Put everything from the line containing "marker [526, 300, 536, 310]" down to the line containing "marker [884, 156, 894, 166]" into a numbered list, leaving out any blank lines.
───
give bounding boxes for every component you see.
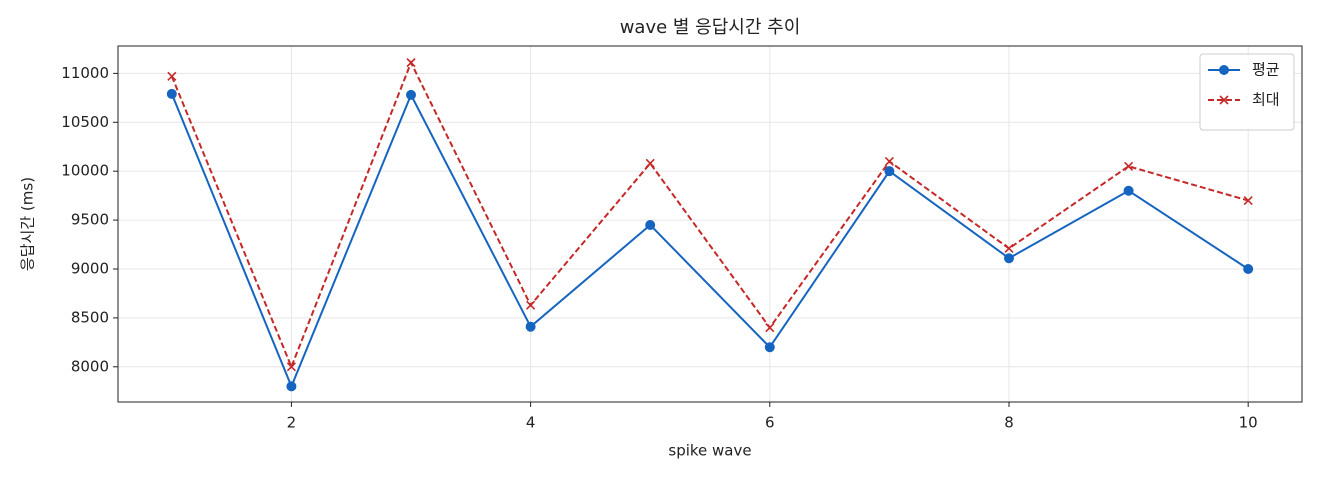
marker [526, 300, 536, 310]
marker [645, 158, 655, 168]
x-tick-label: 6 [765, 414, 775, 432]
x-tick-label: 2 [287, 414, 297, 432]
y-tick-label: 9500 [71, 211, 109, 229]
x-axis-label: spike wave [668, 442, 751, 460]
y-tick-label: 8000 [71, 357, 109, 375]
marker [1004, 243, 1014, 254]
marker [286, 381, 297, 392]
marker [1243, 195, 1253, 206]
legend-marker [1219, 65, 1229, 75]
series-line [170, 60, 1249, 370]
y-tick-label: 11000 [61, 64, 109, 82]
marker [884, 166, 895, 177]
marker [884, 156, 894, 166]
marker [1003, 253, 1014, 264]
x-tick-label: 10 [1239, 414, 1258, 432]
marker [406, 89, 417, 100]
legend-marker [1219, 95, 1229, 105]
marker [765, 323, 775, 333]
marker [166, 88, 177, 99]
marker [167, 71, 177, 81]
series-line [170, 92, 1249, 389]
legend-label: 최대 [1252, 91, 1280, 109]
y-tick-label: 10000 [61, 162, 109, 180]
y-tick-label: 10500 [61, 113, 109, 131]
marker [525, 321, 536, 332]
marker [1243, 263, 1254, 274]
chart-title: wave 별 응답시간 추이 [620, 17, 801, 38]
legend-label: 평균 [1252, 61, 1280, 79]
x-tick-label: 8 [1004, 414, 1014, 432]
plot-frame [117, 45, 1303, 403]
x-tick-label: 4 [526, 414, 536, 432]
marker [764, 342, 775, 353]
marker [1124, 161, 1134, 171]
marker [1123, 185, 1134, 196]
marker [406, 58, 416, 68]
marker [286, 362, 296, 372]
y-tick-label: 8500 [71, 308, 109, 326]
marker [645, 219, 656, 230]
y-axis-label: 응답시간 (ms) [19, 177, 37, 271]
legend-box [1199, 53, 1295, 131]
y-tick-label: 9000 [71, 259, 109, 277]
───
FINAL RESULT:
1. marker [526, 300, 536, 310]
2. marker [645, 158, 655, 168]
3. x-tick-label: 6 [765, 414, 775, 432]
4. x-tick-label: 2 [287, 414, 297, 432]
5. y-tick-label: 9500 [71, 211, 109, 229]
6. x-axis-label: spike wave [668, 442, 751, 460]
7. y-tick-label: 8000 [71, 357, 109, 375]
8. marker [1004, 243, 1014, 254]
9. marker [286, 381, 297, 392]
10. marker [1243, 195, 1253, 206]
11. legend-marker [1219, 65, 1229, 75]
12. series-line [170, 60, 1249, 370]
13. y-tick-label: 11000 [61, 64, 109, 82]
14. marker [884, 166, 895, 177]
15. marker [884, 156, 894, 166]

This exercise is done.